■ ENTRIES SHOWN ■
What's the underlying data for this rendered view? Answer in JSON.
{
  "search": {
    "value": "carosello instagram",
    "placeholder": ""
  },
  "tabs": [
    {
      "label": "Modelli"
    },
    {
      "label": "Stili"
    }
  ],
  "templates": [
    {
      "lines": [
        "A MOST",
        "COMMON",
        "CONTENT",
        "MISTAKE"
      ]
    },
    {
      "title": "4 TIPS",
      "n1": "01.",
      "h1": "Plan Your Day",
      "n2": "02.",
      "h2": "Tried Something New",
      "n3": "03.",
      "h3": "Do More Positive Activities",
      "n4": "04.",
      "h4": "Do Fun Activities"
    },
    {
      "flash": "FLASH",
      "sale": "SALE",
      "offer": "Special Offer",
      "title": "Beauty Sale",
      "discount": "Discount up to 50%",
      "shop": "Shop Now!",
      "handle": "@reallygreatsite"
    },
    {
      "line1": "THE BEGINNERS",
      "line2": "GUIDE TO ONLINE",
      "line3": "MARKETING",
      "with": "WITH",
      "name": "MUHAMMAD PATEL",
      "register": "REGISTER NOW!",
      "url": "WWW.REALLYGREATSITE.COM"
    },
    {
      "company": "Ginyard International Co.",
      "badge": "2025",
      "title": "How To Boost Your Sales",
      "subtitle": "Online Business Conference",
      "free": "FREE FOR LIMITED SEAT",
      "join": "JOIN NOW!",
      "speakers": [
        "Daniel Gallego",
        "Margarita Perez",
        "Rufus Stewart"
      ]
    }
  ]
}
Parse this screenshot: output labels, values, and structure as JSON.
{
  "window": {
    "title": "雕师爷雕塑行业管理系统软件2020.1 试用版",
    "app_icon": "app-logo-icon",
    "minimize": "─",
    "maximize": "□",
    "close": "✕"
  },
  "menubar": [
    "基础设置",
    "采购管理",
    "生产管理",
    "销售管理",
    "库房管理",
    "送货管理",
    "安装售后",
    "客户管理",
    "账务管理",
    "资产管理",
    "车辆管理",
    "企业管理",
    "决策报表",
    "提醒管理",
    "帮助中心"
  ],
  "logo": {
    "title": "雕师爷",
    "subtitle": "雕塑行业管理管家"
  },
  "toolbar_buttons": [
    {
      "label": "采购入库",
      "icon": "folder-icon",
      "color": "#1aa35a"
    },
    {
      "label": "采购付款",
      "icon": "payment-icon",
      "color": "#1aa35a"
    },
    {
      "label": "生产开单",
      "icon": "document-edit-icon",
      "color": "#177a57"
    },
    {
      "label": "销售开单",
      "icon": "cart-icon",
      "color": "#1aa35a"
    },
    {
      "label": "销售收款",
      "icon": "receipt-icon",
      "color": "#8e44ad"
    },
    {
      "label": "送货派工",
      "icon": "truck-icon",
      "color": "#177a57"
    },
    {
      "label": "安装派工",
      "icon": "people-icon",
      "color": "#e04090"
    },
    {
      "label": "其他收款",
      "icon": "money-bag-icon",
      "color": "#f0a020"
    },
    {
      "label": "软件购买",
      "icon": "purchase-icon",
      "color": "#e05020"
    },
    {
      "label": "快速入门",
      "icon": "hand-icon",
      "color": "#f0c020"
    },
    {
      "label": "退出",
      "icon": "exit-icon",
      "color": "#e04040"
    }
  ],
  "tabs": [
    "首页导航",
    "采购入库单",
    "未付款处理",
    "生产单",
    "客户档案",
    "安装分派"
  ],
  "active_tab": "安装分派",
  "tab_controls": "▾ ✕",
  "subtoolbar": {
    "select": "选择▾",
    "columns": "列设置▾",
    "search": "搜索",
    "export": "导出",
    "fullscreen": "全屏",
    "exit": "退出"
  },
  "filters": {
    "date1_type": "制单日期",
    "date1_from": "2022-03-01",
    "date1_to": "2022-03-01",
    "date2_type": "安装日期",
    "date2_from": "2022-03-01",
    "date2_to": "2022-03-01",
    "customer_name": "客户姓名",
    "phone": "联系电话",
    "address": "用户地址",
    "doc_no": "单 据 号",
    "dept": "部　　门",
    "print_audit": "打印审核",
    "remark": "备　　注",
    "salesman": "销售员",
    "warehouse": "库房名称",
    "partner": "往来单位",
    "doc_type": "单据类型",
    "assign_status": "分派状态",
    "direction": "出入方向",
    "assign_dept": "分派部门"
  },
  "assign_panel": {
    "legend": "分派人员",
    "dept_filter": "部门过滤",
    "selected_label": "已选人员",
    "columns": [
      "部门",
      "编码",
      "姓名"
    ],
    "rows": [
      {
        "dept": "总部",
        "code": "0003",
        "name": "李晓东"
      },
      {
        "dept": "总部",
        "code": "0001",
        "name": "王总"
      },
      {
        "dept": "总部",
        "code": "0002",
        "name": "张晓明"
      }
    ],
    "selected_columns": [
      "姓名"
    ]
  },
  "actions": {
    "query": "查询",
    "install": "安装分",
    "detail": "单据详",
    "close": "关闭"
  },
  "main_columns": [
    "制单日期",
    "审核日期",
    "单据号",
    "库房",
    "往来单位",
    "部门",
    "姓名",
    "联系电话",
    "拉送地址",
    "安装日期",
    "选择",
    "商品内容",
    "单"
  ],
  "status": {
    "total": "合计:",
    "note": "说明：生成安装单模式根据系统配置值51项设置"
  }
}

■ GOAL ■
Locate the word "Activities" in the records and collect each line it appears in.

■ REPLY TO THE EXERCISE ■
      "h3": "Do More Positive Activities",
      "h4": "Do Fun Activities"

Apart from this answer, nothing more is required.